* [Requirements]:
In this exercise, reproduce all the entries that follow exactly.

## start Exercise material

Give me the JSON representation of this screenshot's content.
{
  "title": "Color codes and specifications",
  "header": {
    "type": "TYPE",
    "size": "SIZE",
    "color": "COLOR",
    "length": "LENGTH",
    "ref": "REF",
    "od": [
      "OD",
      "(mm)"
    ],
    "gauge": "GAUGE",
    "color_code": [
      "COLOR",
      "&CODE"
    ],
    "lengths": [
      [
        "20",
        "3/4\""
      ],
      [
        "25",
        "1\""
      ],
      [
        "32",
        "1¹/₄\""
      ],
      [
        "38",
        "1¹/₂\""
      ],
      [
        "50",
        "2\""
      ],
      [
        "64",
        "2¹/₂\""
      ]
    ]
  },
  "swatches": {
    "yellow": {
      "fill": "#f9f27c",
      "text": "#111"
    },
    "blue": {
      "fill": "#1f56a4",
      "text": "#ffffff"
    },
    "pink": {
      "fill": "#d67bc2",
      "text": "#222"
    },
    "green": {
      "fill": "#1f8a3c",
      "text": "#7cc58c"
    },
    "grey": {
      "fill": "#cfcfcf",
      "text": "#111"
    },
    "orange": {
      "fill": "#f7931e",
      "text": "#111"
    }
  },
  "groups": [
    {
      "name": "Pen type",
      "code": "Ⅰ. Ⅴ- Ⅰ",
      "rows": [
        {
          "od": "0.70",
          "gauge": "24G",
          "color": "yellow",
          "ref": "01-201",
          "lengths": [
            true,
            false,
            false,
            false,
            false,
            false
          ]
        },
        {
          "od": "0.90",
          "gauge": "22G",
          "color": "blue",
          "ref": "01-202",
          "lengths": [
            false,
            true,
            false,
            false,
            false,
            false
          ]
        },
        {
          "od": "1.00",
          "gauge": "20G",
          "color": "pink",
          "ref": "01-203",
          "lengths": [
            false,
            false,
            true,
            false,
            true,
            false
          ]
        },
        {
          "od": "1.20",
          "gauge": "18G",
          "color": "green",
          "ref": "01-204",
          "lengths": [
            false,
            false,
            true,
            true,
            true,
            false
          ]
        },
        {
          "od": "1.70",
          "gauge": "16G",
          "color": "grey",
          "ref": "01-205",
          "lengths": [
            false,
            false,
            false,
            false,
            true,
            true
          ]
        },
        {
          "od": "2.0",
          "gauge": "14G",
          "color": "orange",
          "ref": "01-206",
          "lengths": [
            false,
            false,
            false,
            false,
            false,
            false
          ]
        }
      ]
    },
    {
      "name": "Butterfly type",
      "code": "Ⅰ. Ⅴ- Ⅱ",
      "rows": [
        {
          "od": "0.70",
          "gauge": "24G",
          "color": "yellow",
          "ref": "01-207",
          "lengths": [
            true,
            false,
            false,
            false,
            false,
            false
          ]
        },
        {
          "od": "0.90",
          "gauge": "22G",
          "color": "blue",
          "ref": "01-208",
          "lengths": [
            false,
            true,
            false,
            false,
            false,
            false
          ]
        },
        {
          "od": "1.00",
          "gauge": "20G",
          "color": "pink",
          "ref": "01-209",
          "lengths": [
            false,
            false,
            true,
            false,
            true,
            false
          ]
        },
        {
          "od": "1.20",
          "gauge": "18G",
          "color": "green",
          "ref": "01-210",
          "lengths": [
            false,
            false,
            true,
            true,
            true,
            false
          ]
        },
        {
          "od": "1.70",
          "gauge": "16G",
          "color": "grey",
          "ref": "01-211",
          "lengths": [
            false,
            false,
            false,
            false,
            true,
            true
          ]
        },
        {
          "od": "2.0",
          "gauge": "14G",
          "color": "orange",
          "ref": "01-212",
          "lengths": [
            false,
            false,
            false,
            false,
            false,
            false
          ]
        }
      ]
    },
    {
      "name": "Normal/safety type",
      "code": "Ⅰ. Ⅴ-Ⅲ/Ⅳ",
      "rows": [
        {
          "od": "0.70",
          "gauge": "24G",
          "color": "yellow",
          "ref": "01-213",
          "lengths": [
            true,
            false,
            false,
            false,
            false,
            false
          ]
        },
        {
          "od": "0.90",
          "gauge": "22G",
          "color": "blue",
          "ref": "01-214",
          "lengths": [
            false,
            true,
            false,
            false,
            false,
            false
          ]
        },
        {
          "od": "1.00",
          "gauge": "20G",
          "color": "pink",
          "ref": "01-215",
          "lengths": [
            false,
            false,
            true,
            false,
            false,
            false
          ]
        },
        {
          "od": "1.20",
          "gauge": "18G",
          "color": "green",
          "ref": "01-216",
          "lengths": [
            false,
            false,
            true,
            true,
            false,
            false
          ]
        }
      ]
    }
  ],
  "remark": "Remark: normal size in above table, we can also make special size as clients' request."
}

## end Exercise material

* [Result below]:
Give me the JSON representation of this screenshot's content.
{
  "title": "Color codes and specifications",
  "header": {
    "type": "TYPE",
    "size": "SIZE",
    "color": "COLOR",
    "length": "LENGTH",
    "ref": "REF",
    "od": [
      "OD",
      "(mm)"
    ],
    "gauge": "GAUGE",
    "color_code": [
      "COLOR",
      "&CODE"
    ],
    "lengths": [
      [
        "20",
        "3/4\""
      ],
      [
        "25",
        "1\""
      ],
      [
        "32",
        "1¹/₄\""
      ],
      [
        "38",
        "1¹/₂\""
      ],
      [
        "50",
        "2\""
      ],
      [
        "64",
        "2¹/₂\""
      ]
    ]
  },
  "swatches": {
    "yellow": {
      "fill": "#f9f27c",
      "text": "#111"
    },
    "blue": {
      "fill": "#1f56a4",
      "text": "#ffffff"
    },
    "pink": {
      "fill": "#d67bc2",
      "text": "#222"
    },
    "green": {
      "fill": "#1f8a3c",
      "text": "#7cc58c"
    },
    "grey": {
      "fill": "#cfcfcf",
      "text": "#111"
    },
    "orange": {
      "fill": "#f7931e",
      "text": "#111"
    }
  },
  "groups": [
    {
      "name": "Pen type",
      "code": "Ⅰ. Ⅴ- Ⅰ",
      "rows": [
        {
          "od": "0.70",
          "gauge": "24G",
          "color": "yellow",
          "ref": "01-201",
          "lengths": [
            true,
            false,
            false,
            false,
            false,
            false
          ]
        },
        {
          "od": "0.90",
          "gauge": "22G",
          "color": "blue",
          "ref": "01-202",
          "lengths": [
            false,
            true,
            false,
            false,
            false,
            false
          ]
        },
        {
          "od": "1.00",
          "gauge": "20G",
          "color": "pink",
          "ref": "01-203",
          "lengths": [
            false,
            false,
            true,
            false,
            true,
            false
          ]
        },
        {
          "od": "1.20",
          "gauge": "18G",
          "color": "green",
          "ref": "01-204",
          "lengths": [
            false,
            false,
            true,
            true,
            true,
            false
          ]
        },
        {
          "od": "1.70",
          "gauge": "16G",
          "color": "grey",
          "ref": "01-205",
          "lengths": [
            false,
            false,
            false,
            false,
            true,
            true
          ]
        },
        {
          "od": "2.0",
          "gauge": "14G",
          "color": "orange",
          "ref": "01-206",
          "lengths": [
            false,
            false,
            false,
            false,
            false,
            false
          ]
        }
      ]
    },
    {
      "name": "Butterfly type",
      "code": "Ⅰ. Ⅴ- Ⅱ",
      "rows": [
        {
          "od": "0.70",
          "gauge": "24G",
          "color": "yellow",
          "ref": "01-207",
          "lengths": [
            true,
            false,
            false,
            false,
            false,
            false
          ]
        },
        {
          "od": "0.90",
          "gauge": "22G",
          "color": "blue",
          "ref": "01-208",
          "lengths": [
            false,
            true,
            false,
            false,
            false,
            false
          ]
        },
        {
          "od": "1.00",
          "gauge": "20G",
          "color": "pink",
          "ref": "01-209",
          "lengths": [
            false,
            false,
            true,
            false,
            true,
            false
          ]
        },
        {
          "od": "1.20",
          "gauge": "18G",
          "color": "green",
          "ref": "01-210",
          "lengths": [
            false,
            false,
            true,
            true,
            true,
            false
          ]
        },
        {
          "od": "1.70",
          "gauge": "16G",
          "color": "grey",
          "ref": "01-211",
          "lengths": [
            false,
            false,
            false,
            false,
            true,
            true
          ]
        },
        {
          "od": "2.0",
          "gauge": "14G",
          "color": "orange",
          "ref": "01-212",
          "lengths": [
            false,
            false,
            false,
            false,
            false,
            false
          ]
        }
      ]
    },
    {
      "name": "Normal/safety type",
      "code": "Ⅰ. Ⅴ-Ⅲ/Ⅳ",
      "rows": [
        {
          "od": "0.70",
          "gauge": "24G",
          "color": "yellow",
          "ref": "01-213",
          "lengths": [
            true,
            false,
            false,
            false,
            false,
            false
          ]
        },
        {
          "od": "0.90",
          "gauge": "22G",
          "color": "blue",
          "ref": "01-214",
          "lengths": [
            false,
            true,
            false,
            false,
            false,
            false
          ]
        },
        {
          "od": "1.00",
          "gauge": "20G",
          "color": "pink",
          "ref": "01-215",
          "lengths": [
            false,
            false,
            true,
            false,
            false,
            false
          ]
        },
        {
          "od": "1.20",
          "gauge": "18G",
          "color": "green",
          "ref": "01-216",
          "lengths": [
            false,
            false,
            true,
            true,
            false,
            false
          ]
        }
      ]
    }
  ],
  "remark": "Remark: normal size in above table, we can also make special size as clients' request."
}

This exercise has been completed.